EXERCISE TASK 1:
In the thread on anonymous usage statistics, according to the final post, why would an abundance of a certain type of MCU in the collected data be useful to know? Answer in one to three sentences.
EXERCISE TASK 2:
Please summarize the thread on anonymous usage statistics in two sentences.
EXERCISE TASK 3:
From the thread on anonymous usage statistics, quote the passage starting at "The collected information" and ending at "to the public.".

SELECTED TEXT:
##############################

Anonymous usage statistics

I would find it incredibly intriguing to see which configurations are used to operate Klipper and approximately how many machines are out there.

To this end, an anonymous statistics collection could be setup that generates a unique ID string for each printer and collects general stats like:

  • Klipper / Moonraker / fluidd / Mainsail / etc. version
  • Type of the MCUs
  • MCU count
  • MCU connection method
  • OS version
  • Max acceleration and velocity
  • Maybe GeoIP?
  • anything else?

Of course, without any information that can be traced back (IP, etc.) or other user-related information like Linux usernames, etc.
And of course, with the option to opt out if you do not want such information to be shared.

The collected information shall be publicly available in the form of aggregated statistics.

@Arksine, I’d guess it would rather be the domain of Moonraker instead of Klipper?

6 Likes

Would this be visible for all users here or where would you make that data available?
I second that idea!

Are there any examples considered?

I personally like the way Nabu Casa is doing it with Home Assistant

foosel / Gina is also collecting some analytics if you opt in during first run setup but afaik it is not available to the public.

We have this with OctoPrint for some time now:

2 Likes

Which marketing firm are you working with @Sineos? Trying to collect all my datas!

Jokes aside, This would be very useful in judging useful improvements to future versions of Klipper.

As much as I was just joking about “metadata” even things like number of fans defined can help, for example if we see a rise in the increase of fan usage or certain types of fans.

Or certain an abundance of a certain type of MCU might warrant going back and making sure that mcu implementation is solid and utilizes it fully.

##############################

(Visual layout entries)
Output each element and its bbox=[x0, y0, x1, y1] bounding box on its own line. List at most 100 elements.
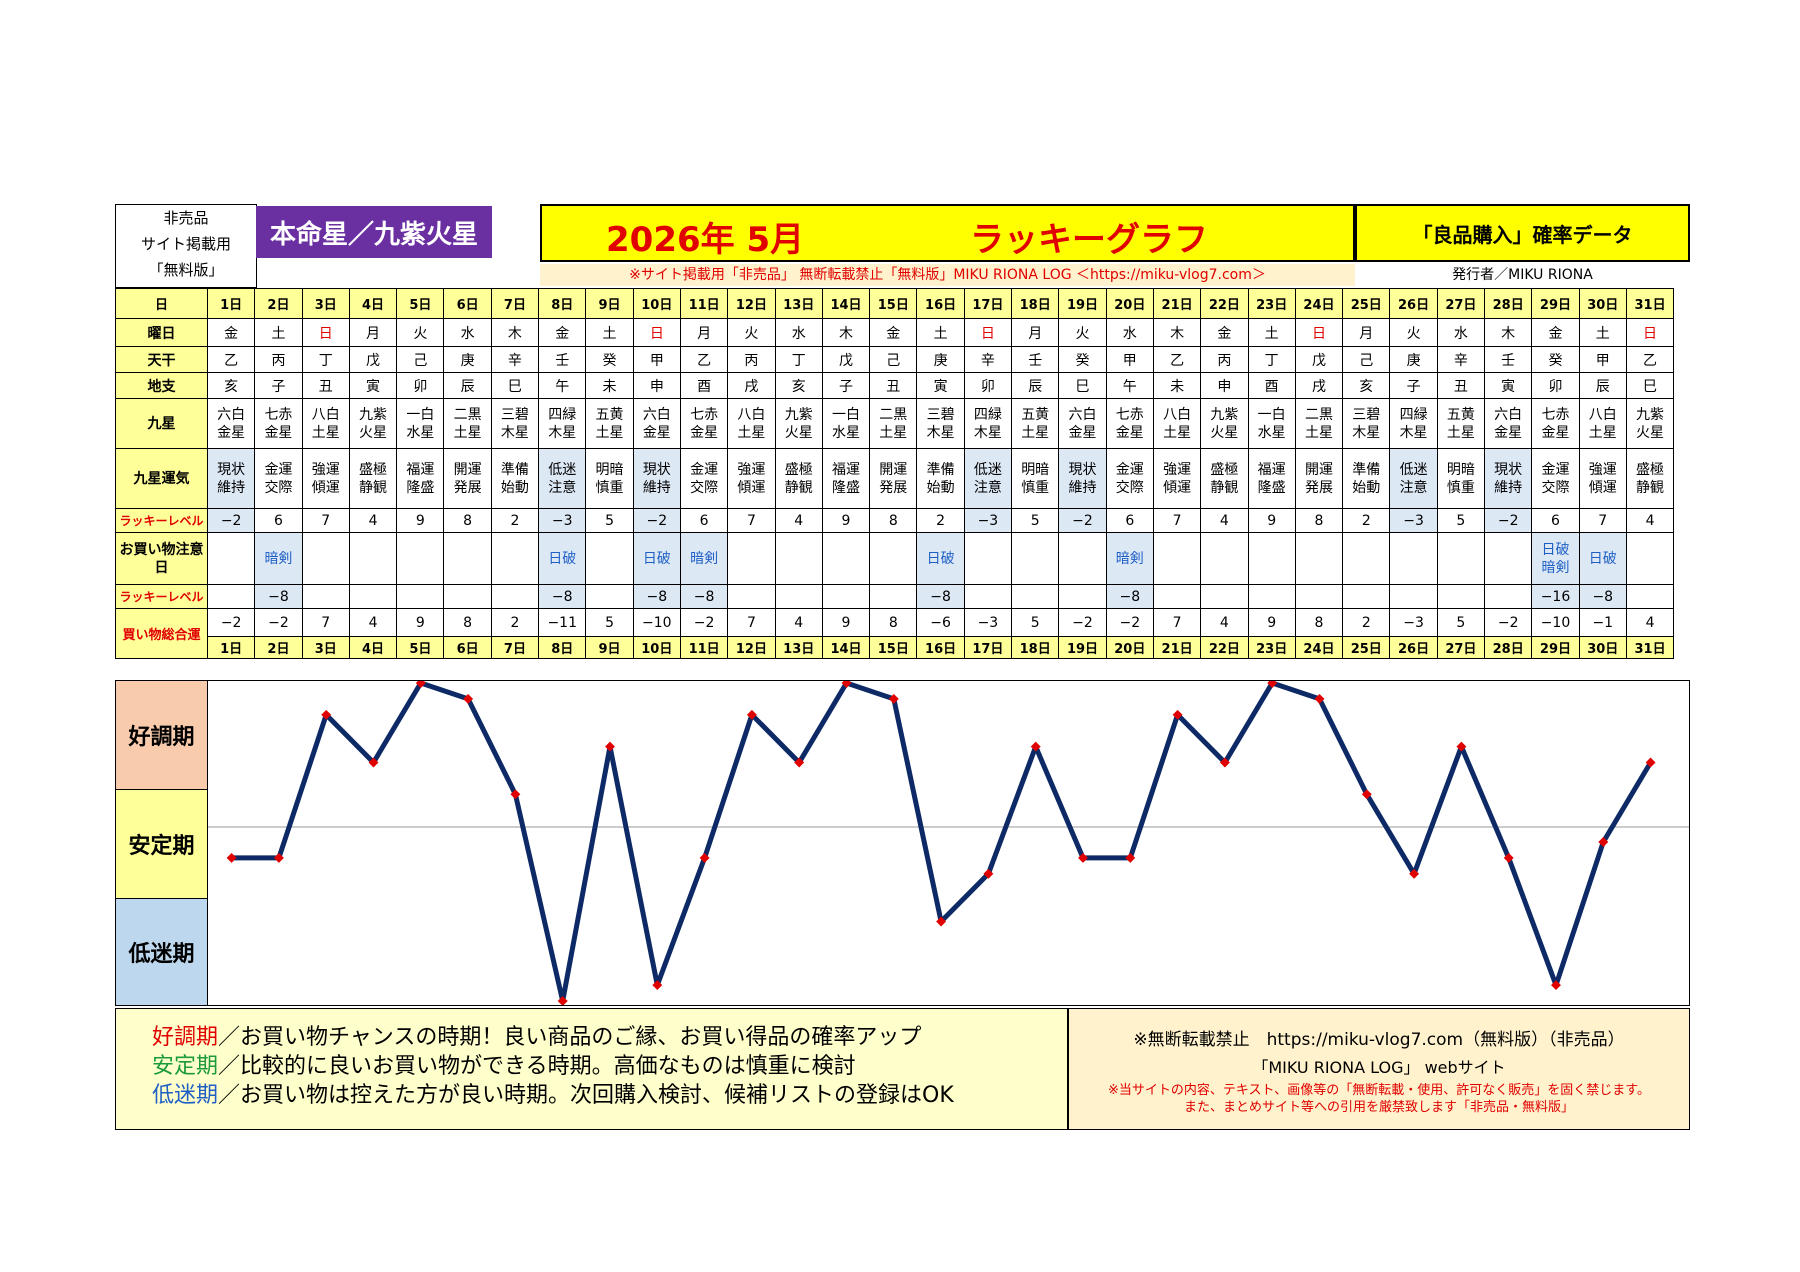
lucky-level2-cell bbox=[963, 584, 1013, 609]
lucky-level2-cell bbox=[1011, 584, 1060, 609]
data-point bbox=[605, 741, 615, 752]
total-cell: −3 bbox=[963, 608, 1013, 637]
caution-cell bbox=[1058, 532, 1107, 585]
lucky-level-cell: 2 bbox=[1342, 508, 1391, 533]
day-header-cell: 8日 bbox=[538, 288, 587, 319]
lucky-level2-cell bbox=[301, 584, 350, 609]
caution-cell bbox=[443, 532, 492, 585]
row-label-kyusei-unki: 九星運気 bbox=[115, 448, 208, 509]
total-cell: 4 bbox=[774, 608, 823, 637]
weekday-cell: 金 bbox=[538, 318, 587, 347]
lucky-level2-cell bbox=[1625, 584, 1675, 609]
lucky-level2-cell bbox=[1058, 584, 1107, 609]
total-cell: 8 bbox=[869, 608, 918, 637]
tenkan-cell: 辛 bbox=[1436, 346, 1486, 373]
data-point bbox=[415, 681, 426, 688]
weekday-cell: 火 bbox=[727, 318, 776, 347]
total-cell: −10 bbox=[632, 608, 681, 637]
total-cell: −2 bbox=[1105, 608, 1154, 637]
lucky-level2-cell: −8 bbox=[538, 584, 587, 609]
unki-cell: 強運 傾運 bbox=[1152, 448, 1202, 509]
tenkan-cell: 庚 bbox=[916, 346, 965, 373]
unki-cell: 盛極 静観 bbox=[1625, 448, 1675, 509]
tenkan-cell: 壬 bbox=[1011, 346, 1060, 373]
kyusei-cell: 九紫 火星 bbox=[1625, 398, 1675, 449]
lucky-level-cell: −2 bbox=[206, 508, 256, 533]
kyusei-cell: 八白 土星 bbox=[1152, 398, 1202, 449]
tenkan-cell: 壬 bbox=[1484, 346, 1533, 373]
legend-line-good: 好調期／お買い物チャンスの時期！良い商品のご縁、お買い得品の確率アップ bbox=[152, 1023, 1067, 1052]
copyright-box: ※無断転載禁止 https://miku-vlog7.com（無料版）（非売品）… bbox=[1068, 1008, 1690, 1130]
kyusei-cell: 六白 金星 bbox=[206, 398, 256, 449]
day-footer-cell: 28日 bbox=[1484, 636, 1533, 659]
chishi-cell: 巳 bbox=[1058, 372, 1107, 399]
right-title-box: 「良品購入」確率データ bbox=[1355, 204, 1690, 262]
weekday-cell: 水 bbox=[1105, 318, 1154, 347]
tenkan-cell: 己 bbox=[1342, 346, 1391, 373]
tenkan-cell: 丙 bbox=[1200, 346, 1249, 373]
data-point bbox=[794, 757, 805, 768]
lucky-level-cell: −3 bbox=[538, 508, 587, 533]
lucky-level-cell: 6 bbox=[1531, 508, 1580, 533]
caution-cell bbox=[1436, 532, 1486, 585]
total-cell: 7 bbox=[727, 608, 776, 637]
day-header-cell: 23日 bbox=[1247, 288, 1296, 319]
tenkan-cell: 癸 bbox=[1531, 346, 1580, 373]
unki-cell: 金運 交際 bbox=[679, 448, 729, 509]
day-footer-cell: 17日 bbox=[963, 636, 1013, 659]
lucky-level-cell: 8 bbox=[869, 508, 918, 533]
legend-box: 好調期／お買い物チャンスの時期！良い商品のご縁、お買い得品の確率アップ 安定期 ／… bbox=[115, 1008, 1068, 1130]
caution-cell bbox=[1625, 532, 1675, 585]
data-point bbox=[1645, 757, 1656, 768]
header-left-line-2: サイト掲載用 bbox=[140, 235, 231, 253]
day-header-cell: 19日 bbox=[1058, 288, 1107, 319]
row-label-weekday: 曜日 bbox=[115, 318, 208, 347]
data-point bbox=[1078, 852, 1088, 863]
day-header-cell: 20日 bbox=[1105, 288, 1154, 319]
total-cell: −11 bbox=[538, 608, 587, 637]
kyusei-cell: 四緑 木星 bbox=[538, 398, 587, 449]
total-cell: 2 bbox=[1342, 608, 1391, 637]
data-point bbox=[699, 852, 710, 863]
tenkan-cell: 甲 bbox=[1578, 346, 1627, 373]
unki-cell: 明暗 慎重 bbox=[1011, 448, 1060, 509]
tenkan-cell: 丙 bbox=[727, 346, 776, 373]
kyusei-cell: 五黄 土星 bbox=[1436, 398, 1486, 449]
total-cell: 9 bbox=[821, 608, 871, 637]
chishi-cell: 巳 bbox=[490, 372, 540, 399]
tenkan-cell: 庚 bbox=[443, 346, 492, 373]
day-header-cell: 27日 bbox=[1436, 288, 1486, 319]
caution-cell bbox=[490, 532, 540, 585]
lucky-level-cell: 4 bbox=[774, 508, 823, 533]
chishi-cell: 申 bbox=[632, 372, 681, 399]
lucky-level2-cell bbox=[1342, 584, 1391, 609]
data-point bbox=[936, 916, 947, 927]
lucky-level2-cell: −8 bbox=[1105, 584, 1154, 609]
unki-cell: 低迷 注意 bbox=[1389, 448, 1438, 509]
total-cell: 8 bbox=[443, 608, 492, 637]
kyusei-cell: 一白 水星 bbox=[1247, 398, 1296, 449]
unki-cell: 金運 交際 bbox=[254, 448, 303, 509]
day-footer-cell: 25日 bbox=[1342, 636, 1391, 659]
chishi-cell: 丑 bbox=[869, 372, 918, 399]
header-left-line-1: 非売品 bbox=[163, 209, 209, 227]
unki-cell: 強運 傾運 bbox=[301, 448, 350, 509]
lucky-level2-cell bbox=[774, 584, 823, 609]
chishi-cell: 寅 bbox=[348, 372, 398, 399]
unki-cell: 現状 維持 bbox=[206, 448, 256, 509]
unki-cell: 福運 隆盛 bbox=[821, 448, 871, 509]
day-footer-cell: 9日 bbox=[585, 636, 634, 659]
day-footer-cell: 2日 bbox=[254, 636, 303, 659]
tenkan-cell: 甲 bbox=[632, 346, 681, 373]
day-header-cell: 6日 bbox=[443, 288, 492, 319]
day-footer-cell: 31日 bbox=[1625, 636, 1675, 659]
chishi-cell: 酉 bbox=[1247, 372, 1296, 399]
total-cell: −2 bbox=[1058, 608, 1107, 637]
legend-text-low: ／お買い物は控えた方が良い時期。次回購入検討、候補リストの登録はOK bbox=[218, 1083, 954, 1108]
row-label-kyusei: 九星 bbox=[115, 398, 208, 449]
lucky-level2-cell bbox=[1389, 584, 1438, 609]
unki-cell: 明暗 慎重 bbox=[1436, 448, 1486, 509]
legend-term-stable: 安定期 bbox=[152, 1054, 219, 1079]
legend-term-low: 低迷期 bbox=[152, 1083, 219, 1108]
weekday-cell: 金 bbox=[869, 318, 918, 347]
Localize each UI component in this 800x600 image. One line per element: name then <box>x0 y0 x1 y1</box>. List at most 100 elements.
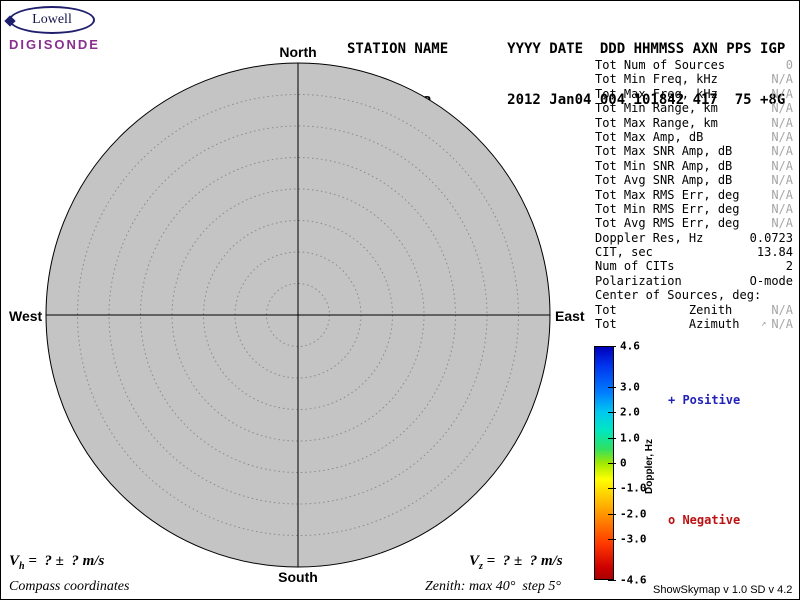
stat-label: Tot Max RMS Err, deg <box>595 187 740 202</box>
vz-readout: Vz = ? ± ? m/s <box>469 553 563 572</box>
stat-value: 0 <box>785 58 793 72</box>
vh-subscript: h <box>19 561 25 572</box>
stat-row: Doppler Res, Hz 0.0723 <box>595 231 793 245</box>
colorbar-tick-label: -2.0 <box>620 507 647 521</box>
lowell-logo: Lowell DIGISONDE <box>4 6 100 52</box>
stat-value: N/A <box>771 144 793 159</box>
stat-value: 13.84 <box>756 245 793 260</box>
compass-label-west: West <box>9 308 43 324</box>
stat-value: N/A <box>771 101 793 116</box>
compass-label-south: South <box>278 569 318 585</box>
stat-row: Tot Min RMS Err, deg N/A <box>595 202 793 216</box>
stat-row: Tot Max Amp, dB N/A <box>595 130 793 144</box>
stat-row: Tot Avg RMS Err, deg N/A <box>595 216 793 230</box>
stat-value: N/A <box>771 216 793 231</box>
stat-row: Tot Avg SNR Amp, dB N/A <box>595 173 793 187</box>
stat-label: Polarization <box>595 273 682 288</box>
colorbar-tick-mark <box>608 488 616 490</box>
stats-panel: Tot Num of Sources 0 Tot Min Freq, kHz N… <box>595 58 793 331</box>
colorbar-tick-label: -1.0 <box>620 481 647 495</box>
stat-value: N/A <box>771 173 793 188</box>
colorbar-tick-mark <box>608 437 616 439</box>
stat-value: N/A <box>771 201 793 216</box>
stat-label: Tot Max Amp, dB <box>595 129 704 144</box>
stat-value: N/A <box>771 115 793 130</box>
stat-label: Tot Zenith <box>595 302 733 317</box>
colorbar-tick-mark <box>608 346 616 347</box>
stat-row: Tot Min Freq, kHz N/A <box>595 72 793 86</box>
stat-row: Tot Max RMS Err, deg N/A <box>595 188 793 202</box>
stat-value: O-mode <box>749 273 793 288</box>
stat-row: Polarization O-mode <box>595 274 793 288</box>
stat-value: N/A <box>771 129 793 144</box>
stat-label: Tot Num of Sources <box>595 58 726 72</box>
digisonde-logo-text: DIGISONDE <box>9 37 100 52</box>
stat-row: Tot Max Freq, kHz N/A <box>595 87 793 101</box>
stat-row: Num of CITs 2 <box>595 259 793 273</box>
stat-row: Center of Sources, deg: <box>595 288 793 302</box>
stat-row: Tot Azimuth ↗ N/A <box>595 317 793 331</box>
lowell-logo-text: Lowell <box>32 12 72 27</box>
stat-row: Tot Num of Sources 0 <box>595 58 793 72</box>
station-header: STATION NAME YYYY DATE DDD HHMMSS AXN PP… <box>347 7 785 143</box>
stat-label: Tot Min RMS Err, deg <box>595 201 740 216</box>
stat-value: N/A <box>771 72 793 87</box>
stat-label: CIT, sec <box>595 245 653 260</box>
colorbar-tick-label: 1.0 <box>620 431 640 445</box>
colorbar-tick-mark <box>608 463 616 464</box>
stat-label: Doppler Res, Hz <box>595 230 704 245</box>
colorbar-tick-mark <box>608 513 616 515</box>
negative-marker-icon: o <box>668 513 676 527</box>
colorbar-ticks: 4.6 3.0 2.0 1.0 0 -1.0 -2.0 -3.0 -4.6 <box>594 340 664 587</box>
skymap-plot <box>45 62 551 568</box>
colorbar-tick-label: 0 <box>620 456 627 470</box>
stat-value: N/A <box>771 158 793 173</box>
positive-marker-icon: + <box>668 393 676 407</box>
stat-value: N/A <box>771 86 793 101</box>
legend-negative-label: Negative <box>675 513 741 527</box>
vh-value: = ? ± ? m/s <box>24 553 105 569</box>
colorbar-tick-label: -3.0 <box>620 532 647 546</box>
colorbar-tick-mark <box>608 386 616 388</box>
stat-row: CIT, sec 13.84 <box>595 245 793 259</box>
stat-value: 0.0723 <box>749 230 793 245</box>
colorbar-tick-label: 4.6 <box>620 339 640 353</box>
stat-label: Tot Avg SNR Amp, dB <box>595 173 733 188</box>
lowell-logo-oval: Lowell <box>4 6 95 34</box>
stat-label: Center of Sources, deg: <box>595 288 762 303</box>
version-label: ShowSkymap v 1.0 SD v 4.2 <box>653 584 793 596</box>
stat-row: Tot Zenith N/A <box>595 303 793 317</box>
logo-diamond-icon <box>4 15 16 27</box>
stat-value: 2 <box>785 259 793 274</box>
stat-row: Tot Max Range, km N/A <box>595 116 793 130</box>
stat-label: Tot Min SNR Amp, dB <box>595 158 733 173</box>
stat-label: Tot Azimuth <box>595 317 740 332</box>
stat-label: Tot Min Freq, kHz <box>595 72 718 87</box>
stat-row: Tot Max SNR Amp, dB N/A <box>595 144 793 158</box>
stat-row: Tot Min Range, km N/A <box>595 101 793 115</box>
vz-value: = ? ± ? m/s <box>482 553 563 569</box>
header-columns-line: STATION NAME YYYY DATE DDD HHMMSS AXN PP… <box>347 41 786 57</box>
stat-label: Tot Max SNR Amp, dB <box>595 144 733 159</box>
stat-label: Tot Avg RMS Err, deg <box>595 216 740 231</box>
vh-symbol: V <box>9 553 20 569</box>
azimuth-arrow-icon: ↗ <box>760 319 767 330</box>
coordinates-note: Compass coordinates <box>9 579 130 594</box>
vh-readout: Vh = ? ± ? m/s <box>9 553 104 572</box>
stat-value: N/A <box>771 302 793 317</box>
colorbar-tick-mark <box>608 412 616 414</box>
compass-label-east: East <box>555 308 585 324</box>
legend-negative: o Negative <box>668 513 740 527</box>
colorbar-tick-mark <box>608 539 616 541</box>
stat-label: Num of CITs <box>595 259 675 274</box>
stat-value: N/A <box>771 317 793 332</box>
stat-label: Tot Min Range, km <box>595 101 718 116</box>
compass-label-north: North <box>279 44 317 60</box>
legend-positive: + Positive <box>668 393 740 407</box>
colorbar-tick-label: -4.6 <box>620 573 647 587</box>
colorbar-tick-mark <box>608 580 616 581</box>
vz-subscript: z <box>479 561 483 572</box>
stat-row: Tot Min SNR Amp, dB N/A <box>595 159 793 173</box>
stat-label: Tot Max Range, km <box>595 115 718 130</box>
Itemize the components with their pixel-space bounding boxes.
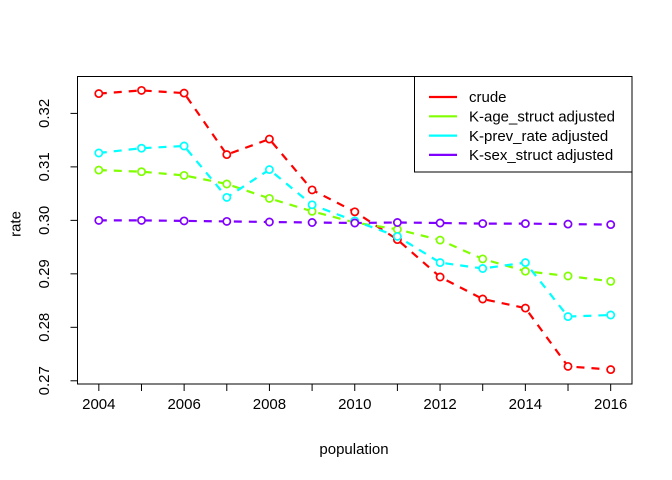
data-point bbox=[606, 276, 616, 286]
data-point bbox=[478, 219, 488, 229]
data-point bbox=[137, 215, 146, 225]
data-point bbox=[307, 218, 317, 227]
data-point bbox=[478, 264, 488, 273]
y-tick-label: 0.27 bbox=[36, 366, 53, 395]
data-point bbox=[222, 179, 232, 189]
y-tick-label: 0.31 bbox=[36, 152, 53, 181]
data-point bbox=[137, 167, 146, 177]
y-tick-label: 0.28 bbox=[36, 313, 53, 342]
data-point bbox=[179, 216, 189, 226]
legend-box bbox=[414, 76, 633, 173]
data-point bbox=[222, 150, 232, 160]
data-point bbox=[520, 258, 530, 268]
data-point bbox=[179, 170, 189, 180]
data-point bbox=[350, 218, 360, 228]
x-axis: 2004 2006 2008 2010 2012 2014 2016 bbox=[82, 384, 627, 413]
data-point bbox=[478, 254, 488, 264]
data-point bbox=[307, 200, 317, 210]
data-point bbox=[307, 185, 317, 195]
legend-label: K-age_struct adjusted bbox=[469, 109, 615, 126]
legend-item: K-sex_struct adjusted bbox=[429, 147, 613, 164]
x-axis-title: population bbox=[319, 441, 389, 458]
data-point bbox=[478, 294, 488, 304]
data-point bbox=[350, 207, 360, 217]
y-axis: 0.27 0.28 0.29 0.30 0.31 0.32 bbox=[36, 99, 78, 395]
data-point bbox=[520, 219, 530, 229]
y-tick-label: 0.29 bbox=[36, 259, 53, 288]
data-point bbox=[264, 217, 274, 227]
data-point bbox=[94, 89, 104, 99]
data-point bbox=[563, 271, 573, 281]
data-point bbox=[137, 85, 146, 95]
data-point bbox=[137, 143, 146, 153]
x-tick-label: 2010 bbox=[338, 396, 371, 413]
data-point bbox=[435, 272, 445, 282]
data-point bbox=[520, 303, 530, 313]
data-point bbox=[435, 218, 445, 228]
data-point bbox=[94, 215, 104, 225]
x-tick-label: 2004 bbox=[82, 396, 115, 413]
data-point bbox=[222, 216, 232, 226]
data-point bbox=[392, 231, 402, 241]
data-point bbox=[563, 219, 573, 229]
data-point bbox=[392, 218, 402, 227]
data-point bbox=[179, 141, 189, 151]
data-point bbox=[520, 266, 530, 276]
series-k-sex-struct-adjusted bbox=[94, 215, 616, 230]
legend: crude K-age_struct adjusted K-prev_rate ad… bbox=[414, 76, 633, 173]
legend-label: K-prev_rate adjusted bbox=[469, 128, 608, 145]
data-point bbox=[94, 165, 104, 175]
x-tick-label: 2016 bbox=[594, 396, 627, 413]
data-point bbox=[435, 235, 445, 245]
x-tick-label: 2014 bbox=[509, 396, 542, 413]
y-tick-label: 0.32 bbox=[36, 99, 53, 128]
legend-label: crude bbox=[469, 89, 507, 106]
data-point bbox=[264, 165, 274, 175]
data-point bbox=[264, 193, 274, 203]
x-tick-label: 2012 bbox=[423, 396, 456, 413]
legend-item: K-prev_rate adjusted bbox=[429, 128, 608, 145]
x-tick-label: 2008 bbox=[253, 396, 286, 413]
x-tick-label: 2006 bbox=[167, 396, 200, 413]
data-point bbox=[435, 258, 445, 268]
data-point bbox=[606, 365, 616, 375]
data-point bbox=[222, 192, 232, 202]
legend-label: K-sex_struct adjusted bbox=[469, 147, 613, 164]
data-point bbox=[606, 220, 616, 230]
legend-item: K-age_struct adjusted bbox=[429, 109, 615, 126]
y-tick-label: 0.30 bbox=[36, 206, 53, 235]
data-point bbox=[563, 361, 573, 371]
data-point bbox=[94, 148, 104, 158]
data-point bbox=[606, 310, 616, 320]
data-point bbox=[563, 312, 573, 322]
data-point bbox=[179, 88, 189, 98]
y-axis-title: rate bbox=[7, 211, 25, 237]
data-point bbox=[264, 134, 274, 144]
series-crude bbox=[94, 85, 616, 375]
legend-item: crude bbox=[429, 89, 507, 106]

##############################

TASK ANSWER 1:
It might warrant going back and making sure that MCU's implementation is solid and uses the MCU fully.

TASK ANSWER 2:
A poster proposes an opt-out, anonymous statistics collection for Klipper printers that would assign each printer a unique ID, gather general data such as software versions, MCU details, OS version, and maximum acceleration and velocity, and publish the results as aggregated statistics. Other replies support the idea, point to similar analytics in Home Assistant and OctoPrint, and note that such data could help judge useful improvements to future Klipper versions.

TASK ANSWER 3:
The collected information shall be publicly available in the form of aggregated statistics.

@Arksine, I’d guess it would rather be the domain of Moonraker instead of Klipper?

6 Likes

Would this be visible for all users here or where would you make that data available?
I second that idea!

Are there any examples considered?

I personally like the way Nabu Casa is doing it with Home Assistant

foosel / Gina is also collecting some analytics if you opt in during first run setup but afaik it is not available to the public.